§ **Dataset content**:
▬▬▬

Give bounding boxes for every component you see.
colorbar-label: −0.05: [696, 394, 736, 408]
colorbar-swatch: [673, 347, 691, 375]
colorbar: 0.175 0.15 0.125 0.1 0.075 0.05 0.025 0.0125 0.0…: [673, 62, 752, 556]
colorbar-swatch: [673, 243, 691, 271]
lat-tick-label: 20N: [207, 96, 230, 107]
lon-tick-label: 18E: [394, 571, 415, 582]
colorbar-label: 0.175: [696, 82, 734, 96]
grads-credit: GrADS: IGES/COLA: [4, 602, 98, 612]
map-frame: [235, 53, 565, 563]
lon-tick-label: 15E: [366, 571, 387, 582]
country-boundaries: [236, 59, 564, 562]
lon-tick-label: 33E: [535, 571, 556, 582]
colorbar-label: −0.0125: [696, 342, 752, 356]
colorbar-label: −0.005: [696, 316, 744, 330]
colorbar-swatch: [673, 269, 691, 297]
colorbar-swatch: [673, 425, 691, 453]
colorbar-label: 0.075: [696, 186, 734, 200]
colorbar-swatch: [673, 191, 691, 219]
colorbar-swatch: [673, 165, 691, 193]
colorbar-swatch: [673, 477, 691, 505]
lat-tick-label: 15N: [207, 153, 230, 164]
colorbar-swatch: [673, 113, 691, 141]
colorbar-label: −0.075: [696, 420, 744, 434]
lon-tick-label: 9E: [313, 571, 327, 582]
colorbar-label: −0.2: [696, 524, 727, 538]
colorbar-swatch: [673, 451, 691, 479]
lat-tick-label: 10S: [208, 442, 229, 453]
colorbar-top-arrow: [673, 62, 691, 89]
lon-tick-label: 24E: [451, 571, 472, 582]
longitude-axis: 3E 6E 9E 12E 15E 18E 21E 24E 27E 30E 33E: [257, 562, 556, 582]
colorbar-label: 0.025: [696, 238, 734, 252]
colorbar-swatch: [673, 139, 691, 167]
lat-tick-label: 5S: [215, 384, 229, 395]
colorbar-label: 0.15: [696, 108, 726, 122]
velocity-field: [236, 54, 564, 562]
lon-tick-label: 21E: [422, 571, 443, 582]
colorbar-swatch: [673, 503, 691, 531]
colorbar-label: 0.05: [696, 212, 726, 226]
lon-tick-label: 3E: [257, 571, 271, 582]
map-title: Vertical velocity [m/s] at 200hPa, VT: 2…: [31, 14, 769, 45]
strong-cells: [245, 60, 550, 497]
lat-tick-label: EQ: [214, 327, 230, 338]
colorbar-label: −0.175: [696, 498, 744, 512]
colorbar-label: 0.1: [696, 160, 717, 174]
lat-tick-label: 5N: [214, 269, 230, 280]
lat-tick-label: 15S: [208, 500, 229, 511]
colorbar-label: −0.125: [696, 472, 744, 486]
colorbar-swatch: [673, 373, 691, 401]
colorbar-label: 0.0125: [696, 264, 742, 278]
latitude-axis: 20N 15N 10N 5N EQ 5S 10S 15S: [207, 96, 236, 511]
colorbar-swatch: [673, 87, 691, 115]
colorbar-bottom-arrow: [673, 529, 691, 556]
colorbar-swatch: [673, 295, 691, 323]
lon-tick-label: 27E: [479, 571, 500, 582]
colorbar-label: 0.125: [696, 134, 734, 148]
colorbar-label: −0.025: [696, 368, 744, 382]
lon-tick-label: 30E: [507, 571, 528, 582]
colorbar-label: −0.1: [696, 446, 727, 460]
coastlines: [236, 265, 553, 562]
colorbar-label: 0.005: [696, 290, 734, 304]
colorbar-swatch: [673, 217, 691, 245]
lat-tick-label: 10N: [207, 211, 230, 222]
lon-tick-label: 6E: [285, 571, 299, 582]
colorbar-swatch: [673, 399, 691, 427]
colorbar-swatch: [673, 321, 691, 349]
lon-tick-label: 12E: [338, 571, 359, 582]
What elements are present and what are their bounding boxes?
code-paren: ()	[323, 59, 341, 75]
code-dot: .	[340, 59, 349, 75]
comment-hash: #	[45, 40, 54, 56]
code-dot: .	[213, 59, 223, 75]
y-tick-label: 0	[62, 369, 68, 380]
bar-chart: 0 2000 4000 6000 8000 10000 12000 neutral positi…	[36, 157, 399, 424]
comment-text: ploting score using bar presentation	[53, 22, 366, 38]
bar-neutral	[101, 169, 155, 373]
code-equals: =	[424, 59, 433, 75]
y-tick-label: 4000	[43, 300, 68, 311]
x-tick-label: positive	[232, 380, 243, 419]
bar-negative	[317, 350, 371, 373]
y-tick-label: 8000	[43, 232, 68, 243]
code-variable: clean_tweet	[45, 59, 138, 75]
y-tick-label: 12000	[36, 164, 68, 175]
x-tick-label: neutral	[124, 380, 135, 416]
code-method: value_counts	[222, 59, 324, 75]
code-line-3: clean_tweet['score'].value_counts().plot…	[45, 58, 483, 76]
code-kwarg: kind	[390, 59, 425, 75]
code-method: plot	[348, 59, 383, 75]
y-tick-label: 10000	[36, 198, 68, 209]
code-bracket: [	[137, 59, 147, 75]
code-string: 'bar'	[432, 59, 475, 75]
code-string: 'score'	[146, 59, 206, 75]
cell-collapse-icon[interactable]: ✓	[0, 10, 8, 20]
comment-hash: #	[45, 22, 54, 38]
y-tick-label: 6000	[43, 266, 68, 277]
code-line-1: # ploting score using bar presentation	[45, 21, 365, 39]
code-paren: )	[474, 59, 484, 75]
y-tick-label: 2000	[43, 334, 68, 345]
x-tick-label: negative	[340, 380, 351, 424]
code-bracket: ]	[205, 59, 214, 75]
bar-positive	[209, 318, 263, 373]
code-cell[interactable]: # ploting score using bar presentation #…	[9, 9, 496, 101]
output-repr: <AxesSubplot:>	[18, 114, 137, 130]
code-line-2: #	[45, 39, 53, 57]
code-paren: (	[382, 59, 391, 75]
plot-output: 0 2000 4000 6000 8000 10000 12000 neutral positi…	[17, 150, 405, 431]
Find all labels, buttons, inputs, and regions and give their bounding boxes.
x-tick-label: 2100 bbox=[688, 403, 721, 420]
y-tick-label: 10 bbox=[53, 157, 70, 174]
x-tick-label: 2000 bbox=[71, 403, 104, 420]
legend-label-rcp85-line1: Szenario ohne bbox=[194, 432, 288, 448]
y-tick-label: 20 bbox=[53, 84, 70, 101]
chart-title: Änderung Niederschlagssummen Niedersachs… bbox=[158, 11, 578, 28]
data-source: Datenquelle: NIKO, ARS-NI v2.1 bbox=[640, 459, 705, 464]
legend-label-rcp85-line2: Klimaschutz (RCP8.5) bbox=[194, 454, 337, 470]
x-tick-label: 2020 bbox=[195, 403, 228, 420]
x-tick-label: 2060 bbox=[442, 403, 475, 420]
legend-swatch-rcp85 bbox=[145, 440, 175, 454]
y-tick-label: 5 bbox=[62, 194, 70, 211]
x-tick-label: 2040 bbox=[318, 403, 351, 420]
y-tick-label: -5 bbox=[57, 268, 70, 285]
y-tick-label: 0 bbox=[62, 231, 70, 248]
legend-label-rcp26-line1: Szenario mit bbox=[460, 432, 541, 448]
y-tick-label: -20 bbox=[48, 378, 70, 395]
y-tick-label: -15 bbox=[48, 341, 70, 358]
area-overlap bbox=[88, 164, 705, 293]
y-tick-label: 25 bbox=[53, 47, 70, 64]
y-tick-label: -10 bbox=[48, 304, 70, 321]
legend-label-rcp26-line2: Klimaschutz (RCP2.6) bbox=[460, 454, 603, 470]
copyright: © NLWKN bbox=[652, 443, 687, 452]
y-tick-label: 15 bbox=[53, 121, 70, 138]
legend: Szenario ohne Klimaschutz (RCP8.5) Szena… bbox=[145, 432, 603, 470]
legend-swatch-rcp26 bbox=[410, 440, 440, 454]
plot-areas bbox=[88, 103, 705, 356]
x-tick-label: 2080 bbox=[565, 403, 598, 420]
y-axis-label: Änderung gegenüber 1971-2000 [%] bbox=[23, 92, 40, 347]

▬▬▬

§ **What you should do**: Pull every line of the data above that contains the string "interactable" and copy each one in full. Treat uppercase and lowercase letters as different.

§ **Final answer**:
cell-collapse-icon[interactable]: ✓	[0, 10, 8, 20]
code-cell[interactable]: # ploting score using bar presentation #…	[9, 9, 496, 101]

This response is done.